[BEGIN Records to process]
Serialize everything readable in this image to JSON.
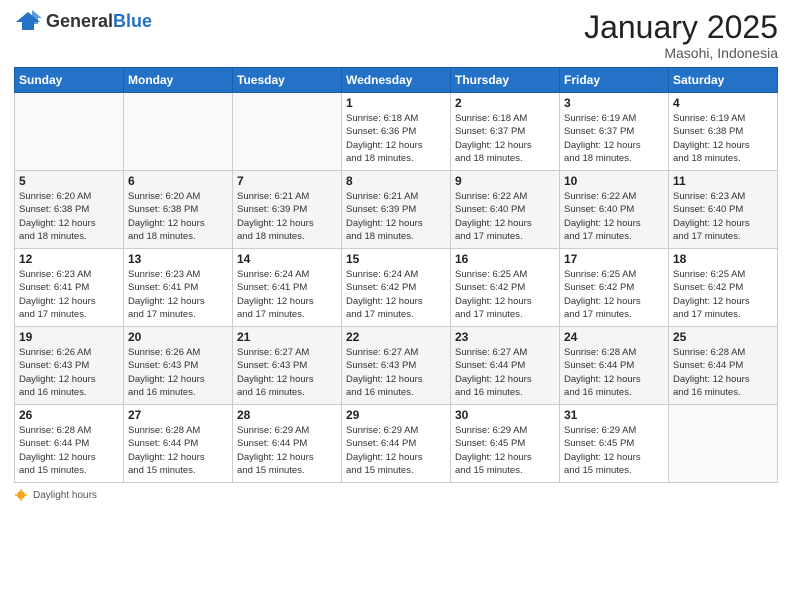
{
  "header": {
    "logo_general": "General",
    "logo_blue": "Blue",
    "month_title": "January 2025",
    "location": "Masohi, Indonesia"
  },
  "weekdays": [
    "Sunday",
    "Monday",
    "Tuesday",
    "Wednesday",
    "Thursday",
    "Friday",
    "Saturday"
  ],
  "footer": {
    "daylight_label": "Daylight hours"
  },
  "weeks": [
    [
      {
        "day": "",
        "info": ""
      },
      {
        "day": "",
        "info": ""
      },
      {
        "day": "",
        "info": ""
      },
      {
        "day": "1",
        "info": "Sunrise: 6:18 AM\nSunset: 6:36 PM\nDaylight: 12 hours\nand 18 minutes."
      },
      {
        "day": "2",
        "info": "Sunrise: 6:18 AM\nSunset: 6:37 PM\nDaylight: 12 hours\nand 18 minutes."
      },
      {
        "day": "3",
        "info": "Sunrise: 6:19 AM\nSunset: 6:37 PM\nDaylight: 12 hours\nand 18 minutes."
      },
      {
        "day": "4",
        "info": "Sunrise: 6:19 AM\nSunset: 6:38 PM\nDaylight: 12 hours\nand 18 minutes."
      }
    ],
    [
      {
        "day": "5",
        "info": "Sunrise: 6:20 AM\nSunset: 6:38 PM\nDaylight: 12 hours\nand 18 minutes."
      },
      {
        "day": "6",
        "info": "Sunrise: 6:20 AM\nSunset: 6:38 PM\nDaylight: 12 hours\nand 18 minutes."
      },
      {
        "day": "7",
        "info": "Sunrise: 6:21 AM\nSunset: 6:39 PM\nDaylight: 12 hours\nand 18 minutes."
      },
      {
        "day": "8",
        "info": "Sunrise: 6:21 AM\nSunset: 6:39 PM\nDaylight: 12 hours\nand 18 minutes."
      },
      {
        "day": "9",
        "info": "Sunrise: 6:22 AM\nSunset: 6:40 PM\nDaylight: 12 hours\nand 17 minutes."
      },
      {
        "day": "10",
        "info": "Sunrise: 6:22 AM\nSunset: 6:40 PM\nDaylight: 12 hours\nand 17 minutes."
      },
      {
        "day": "11",
        "info": "Sunrise: 6:23 AM\nSunset: 6:40 PM\nDaylight: 12 hours\nand 17 minutes."
      }
    ],
    [
      {
        "day": "12",
        "info": "Sunrise: 6:23 AM\nSunset: 6:41 PM\nDaylight: 12 hours\nand 17 minutes."
      },
      {
        "day": "13",
        "info": "Sunrise: 6:23 AM\nSunset: 6:41 PM\nDaylight: 12 hours\nand 17 minutes."
      },
      {
        "day": "14",
        "info": "Sunrise: 6:24 AM\nSunset: 6:41 PM\nDaylight: 12 hours\nand 17 minutes."
      },
      {
        "day": "15",
        "info": "Sunrise: 6:24 AM\nSunset: 6:42 PM\nDaylight: 12 hours\nand 17 minutes."
      },
      {
        "day": "16",
        "info": "Sunrise: 6:25 AM\nSunset: 6:42 PM\nDaylight: 12 hours\nand 17 minutes."
      },
      {
        "day": "17",
        "info": "Sunrise: 6:25 AM\nSunset: 6:42 PM\nDaylight: 12 hours\nand 17 minutes."
      },
      {
        "day": "18",
        "info": "Sunrise: 6:25 AM\nSunset: 6:42 PM\nDaylight: 12 hours\nand 17 minutes."
      }
    ],
    [
      {
        "day": "19",
        "info": "Sunrise: 6:26 AM\nSunset: 6:43 PM\nDaylight: 12 hours\nand 16 minutes."
      },
      {
        "day": "20",
        "info": "Sunrise: 6:26 AM\nSunset: 6:43 PM\nDaylight: 12 hours\nand 16 minutes."
      },
      {
        "day": "21",
        "info": "Sunrise: 6:27 AM\nSunset: 6:43 PM\nDaylight: 12 hours\nand 16 minutes."
      },
      {
        "day": "22",
        "info": "Sunrise: 6:27 AM\nSunset: 6:43 PM\nDaylight: 12 hours\nand 16 minutes."
      },
      {
        "day": "23",
        "info": "Sunrise: 6:27 AM\nSunset: 6:44 PM\nDaylight: 12 hours\nand 16 minutes."
      },
      {
        "day": "24",
        "info": "Sunrise: 6:28 AM\nSunset: 6:44 PM\nDaylight: 12 hours\nand 16 minutes."
      },
      {
        "day": "25",
        "info": "Sunrise: 6:28 AM\nSunset: 6:44 PM\nDaylight: 12 hours\nand 16 minutes."
      }
    ],
    [
      {
        "day": "26",
        "info": "Sunrise: 6:28 AM\nSunset: 6:44 PM\nDaylight: 12 hours\nand 15 minutes."
      },
      {
        "day": "27",
        "info": "Sunrise: 6:28 AM\nSunset: 6:44 PM\nDaylight: 12 hours\nand 15 minutes."
      },
      {
        "day": "28",
        "info": "Sunrise: 6:29 AM\nSunset: 6:44 PM\nDaylight: 12 hours\nand 15 minutes."
      },
      {
        "day": "29",
        "info": "Sunrise: 6:29 AM\nSunset: 6:44 PM\nDaylight: 12 hours\nand 15 minutes."
      },
      {
        "day": "30",
        "info": "Sunrise: 6:29 AM\nSunset: 6:45 PM\nDaylight: 12 hours\nand 15 minutes."
      },
      {
        "day": "31",
        "info": "Sunrise: 6:29 AM\nSunset: 6:45 PM\nDaylight: 12 hours\nand 15 minutes."
      },
      {
        "day": "",
        "info": ""
      }
    ]
  ]
}
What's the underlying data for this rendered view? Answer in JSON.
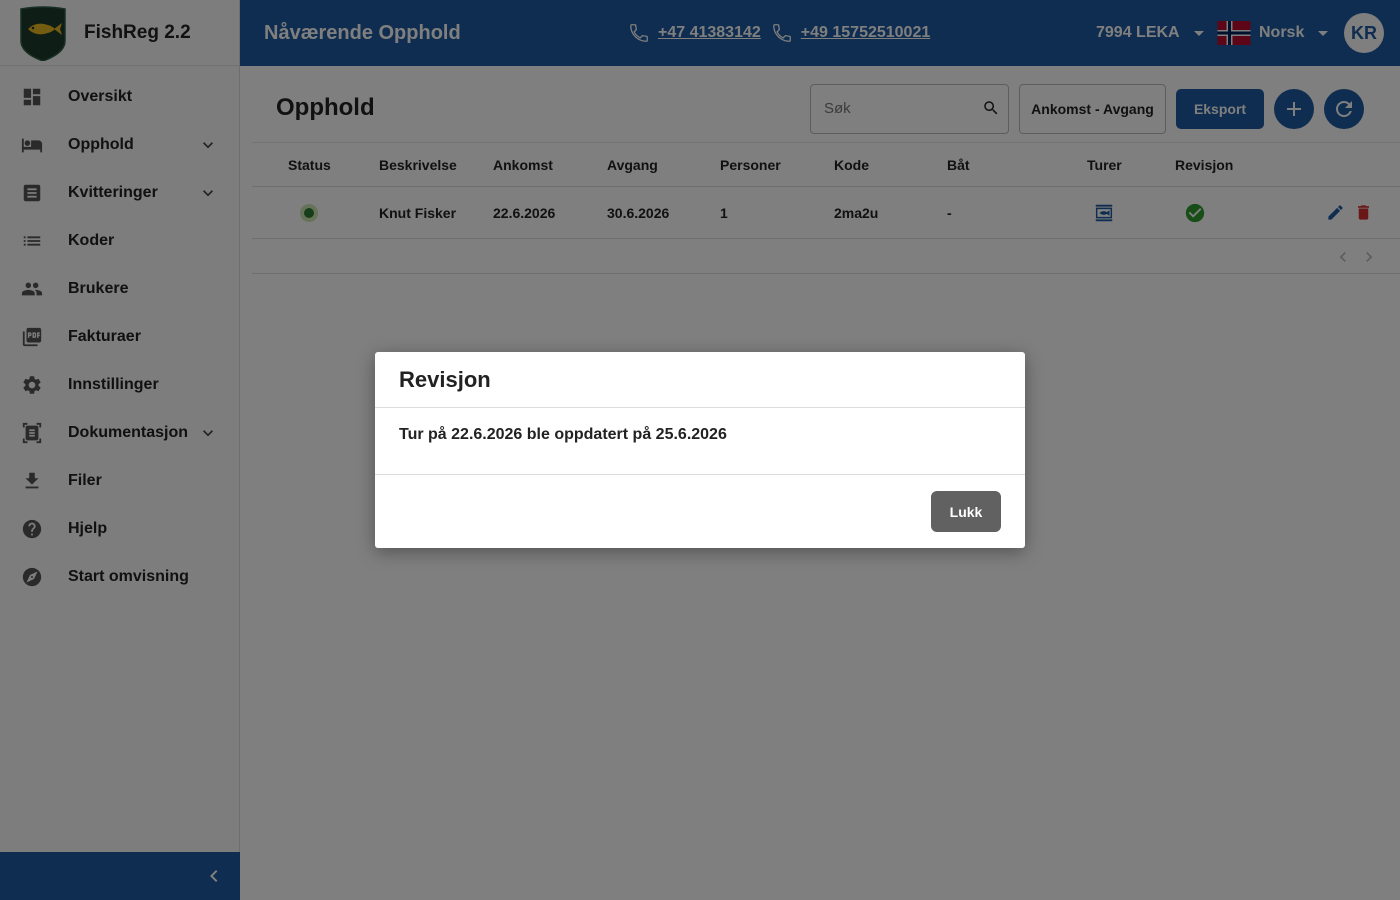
{
  "app": {
    "name": "FishReg 2.2"
  },
  "topbar": {
    "title": "Nåværende Opphold",
    "phones": [
      "+47 41383142",
      "+49 15752510021"
    ],
    "location": "7994 LEKA",
    "language": "Norsk",
    "user_initials": "KR"
  },
  "sidebar": {
    "items": [
      {
        "label": "Oversikt",
        "icon": "dashboard-icon"
      },
      {
        "label": "Opphold",
        "icon": "bed-icon",
        "expandable": true
      },
      {
        "label": "Kvitteringer",
        "icon": "receipt-icon",
        "expandable": true
      },
      {
        "label": "Koder",
        "icon": "list-icon"
      },
      {
        "label": "Brukere",
        "icon": "people-icon"
      },
      {
        "label": "Fakturaer",
        "icon": "pdf-icon"
      },
      {
        "label": "Innstillinger",
        "icon": "gear-icon"
      },
      {
        "label": "Dokumentasjon",
        "icon": "document-scan-icon",
        "expandable": true
      },
      {
        "label": "Filer",
        "icon": "download-icon"
      },
      {
        "label": "Hjelp",
        "icon": "help-icon"
      },
      {
        "label": "Start omvisning",
        "icon": "compass-icon"
      }
    ]
  },
  "main": {
    "title": "Opphold",
    "search_placeholder": "Søk",
    "range_label": "Ankomst - Avgang",
    "export_label": "Eksport"
  },
  "table": {
    "columns": [
      "Status",
      "Beskrivelse",
      "Ankomst",
      "Avgang",
      "Personer",
      "Kode",
      "Båt",
      "Turer",
      "Revisjon"
    ],
    "rows": [
      {
        "status": "active",
        "beskrivelse": "Knut Fisker",
        "ankomst": "22.6.2026",
        "avgang": "30.6.2026",
        "personer": "1",
        "kode": "2ma2u",
        "bat": "-",
        "turer_icon": "fishing-trip-icon",
        "revisjon_icon": "check-circle-icon"
      }
    ]
  },
  "modal": {
    "title": "Revisjon",
    "message": "Tur på 22.6.2026 ble oppdatert på 25.6.2026",
    "close_label": "Lukk"
  },
  "colors": {
    "primary": "#1f5aa0",
    "danger": "#d32f2f",
    "success": "#2e9b2e",
    "overlay": "rgba(0,0,0,0.5)"
  }
}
[END Records to process]
#### [What you should do]
Repeat the preceding records precisely, and leave every picture out of the copy.

#### [The response]
Serialize everything readable in this image to JSON.
{
  "header": {
    "logo_general": "General",
    "logo_blue": "Blue",
    "month_title": "January 2025",
    "location": "Masohi, Indonesia"
  },
  "weekdays": [
    "Sunday",
    "Monday",
    "Tuesday",
    "Wednesday",
    "Thursday",
    "Friday",
    "Saturday"
  ],
  "footer": {
    "daylight_label": "Daylight hours"
  },
  "weeks": [
    [
      {
        "day": "",
        "info": ""
      },
      {
        "day": "",
        "info": ""
      },
      {
        "day": "",
        "info": ""
      },
      {
        "day": "1",
        "info": "Sunrise: 6:18 AM\nSunset: 6:36 PM\nDaylight: 12 hours\nand 18 minutes."
      },
      {
        "day": "2",
        "info": "Sunrise: 6:18 AM\nSunset: 6:37 PM\nDaylight: 12 hours\nand 18 minutes."
      },
      {
        "day": "3",
        "info": "Sunrise: 6:19 AM\nSunset: 6:37 PM\nDaylight: 12 hours\nand 18 minutes."
      },
      {
        "day": "4",
        "info": "Sunrise: 6:19 AM\nSunset: 6:38 PM\nDaylight: 12 hours\nand 18 minutes."
      }
    ],
    [
      {
        "day": "5",
        "info": "Sunrise: 6:20 AM\nSunset: 6:38 PM\nDaylight: 12 hours\nand 18 minutes."
      },
      {
        "day": "6",
        "info": "Sunrise: 6:20 AM\nSunset: 6:38 PM\nDaylight: 12 hours\nand 18 minutes."
      },
      {
        "day": "7",
        "info": "Sunrise: 6:21 AM\nSunset: 6:39 PM\nDaylight: 12 hours\nand 18 minutes."
      },
      {
        "day": "8",
        "info": "Sunrise: 6:21 AM\nSunset: 6:39 PM\nDaylight: 12 hours\nand 18 minutes."
      },
      {
        "day": "9",
        "info": "Sunrise: 6:22 AM\nSunset: 6:40 PM\nDaylight: 12 hours\nand 17 minutes."
      },
      {
        "day": "10",
        "info": "Sunrise: 6:22 AM\nSunset: 6:40 PM\nDaylight: 12 hours\nand 17 minutes."
      },
      {
        "day": "11",
        "info": "Sunrise: 6:23 AM\nSunset: 6:40 PM\nDaylight: 12 hours\nand 17 minutes."
      }
    ],
    [
      {
        "day": "12",
        "info": "Sunrise: 6:23 AM\nSunset: 6:41 PM\nDaylight: 12 hours\nand 17 minutes."
      },
      {
        "day": "13",
        "info": "Sunrise: 6:23 AM\nSunset: 6:41 PM\nDaylight: 12 hours\nand 17 minutes."
      },
      {
        "day": "14",
        "info": "Sunrise: 6:24 AM\nSunset: 6:41 PM\nDaylight: 12 hours\nand 17 minutes."
      },
      {
        "day": "15",
        "info": "Sunrise: 6:24 AM\nSunset: 6:42 PM\nDaylight: 12 hours\nand 17 minutes."
      },
      {
        "day": "16",
        "info": "Sunrise: 6:25 AM\nSunset: 6:42 PM\nDaylight: 12 hours\nand 17 minutes."
      },
      {
        "day": "17",
        "info": "Sunrise: 6:25 AM\nSunset: 6:42 PM\nDaylight: 12 hours\nand 17 minutes."
      },
      {
        "day": "18",
        "info": "Sunrise: 6:25 AM\nSunset: 6:42 PM\nDaylight: 12 hours\nand 17 minutes."
      }
    ],
    [
      {
        "day": "19",
        "info": "Sunrise: 6:26 AM\nSunset: 6:43 PM\nDaylight: 12 hours\nand 16 minutes."
      },
      {
        "day": "20",
        "info": "Sunrise: 6:26 AM\nSunset: 6:43 PM\nDaylight: 12 hours\nand 16 minutes."
      },
      {
        "day": "21",
        "info": "Sunrise: 6:27 AM\nSunset: 6:43 PM\nDaylight: 12 hours\nand 16 minutes."
      },
      {
        "day": "22",
        "info": "Sunrise: 6:27 AM\nSunset: 6:43 PM\nDaylight: 12 hours\nand 16 minutes."
      },
      {
        "day": "23",
        "info": "Sunrise: 6:27 AM\nSunset: 6:44 PM\nDaylight: 12 hours\nand 16 minutes."
      },
      {
        "day": "24",
        "info": "Sunrise: 6:28 AM\nSunset: 6:44 PM\nDaylight: 12 hours\nand 16 minutes."
      },
      {
        "day": "25",
        "info": "Sunrise: 6:28 AM\nSunset: 6:44 PM\nDaylight: 12 hours\nand 16 minutes."
      }
    ],
    [
      {
        "day": "26",
        "info": "Sunrise: 6:28 AM\nSunset: 6:44 PM\nDaylight: 12 hours\nand 15 minutes."
      },
      {
        "day": "27",
        "info": "Sunrise: 6:28 AM\nSunset: 6:44 PM\nDaylight: 12 hours\nand 15 minutes."
      },
      {
        "day": "28",
        "info": "Sunrise: 6:29 AM\nSunset: 6:44 PM\nDaylight: 12 hours\nand 15 minutes."
      },
      {
        "day": "29",
        "info": "Sunrise: 6:29 AM\nSunset: 6:44 PM\nDaylight: 12 hours\nand 15 minutes."
      },
      {
        "day": "30",
        "info": "Sunrise: 6:29 AM\nSunset: 6:45 PM\nDaylight: 12 hours\nand 15 minutes."
      },
      {
        "day": "31",
        "info": "Sunrise: 6:29 AM\nSunset: 6:45 PM\nDaylight: 12 hours\nand 15 minutes."
      },
      {
        "day": "",
        "info": ""
      }
    ]
  ]
}
What's the underlying data for this rendered view? Answer in JSON.
{
  "app": {
    "name": "FishReg 2.2"
  },
  "topbar": {
    "title": "Nåværende Opphold",
    "phones": [
      "+47 41383142",
      "+49 15752510021"
    ],
    "location": "7994 LEKA",
    "language": "Norsk",
    "user_initials": "KR"
  },
  "sidebar": {
    "items": [
      {
        "label": "Oversikt",
        "icon": "dashboard-icon"
      },
      {
        "label": "Opphold",
        "icon": "bed-icon",
        "expandable": true
      },
      {
        "label": "Kvitteringer",
        "icon": "receipt-icon",
        "expandable": true
      },
      {
        "label": "Koder",
        "icon": "list-icon"
      },
      {
        "label": "Brukere",
        "icon": "people-icon"
      },
      {
        "label": "Fakturaer",
        "icon": "pdf-icon"
      },
      {
        "label": "Innstillinger",
        "icon": "gear-icon"
      },
      {
        "label": "Dokumentasjon",
        "icon": "document-scan-icon",
        "expandable": true
      },
      {
        "label": "Filer",
        "icon": "download-icon"
      },
      {
        "label": "Hjelp",
        "icon": "help-icon"
      },
      {
        "label": "Start omvisning",
        "icon": "compass-icon"
      }
    ]
  },
  "main": {
    "title": "Opphold",
    "search_placeholder": "Søk",
    "range_label": "Ankomst - Avgang",
    "export_label": "Eksport"
  },
  "table": {
    "columns": [
      "Status",
      "Beskrivelse",
      "Ankomst",
      "Avgang",
      "Personer",
      "Kode",
      "Båt",
      "Turer",
      "Revisjon"
    ],
    "rows": [
      {
        "status": "active",
        "beskrivelse": "Knut Fisker",
        "ankomst": "22.6.2026",
        "avgang": "30.6.2026",
        "personer": "1",
        "kode": "2ma2u",
        "bat": "-",
        "turer_icon": "fishing-trip-icon",
        "revisjon_icon": "check-circle-icon"
      }
    ]
  },
  "modal": {
    "title": "Revisjon",
    "message": "Tur på 22.6.2026 ble oppdatert på 25.6.2026",
    "close_label": "Lukk"
  },
  "colors": {
    "primary": "#1f5aa0",
    "danger": "#d32f2f",
    "success": "#2e9b2e",
    "overlay": "rgba(0,0,0,0.5)"
  }
}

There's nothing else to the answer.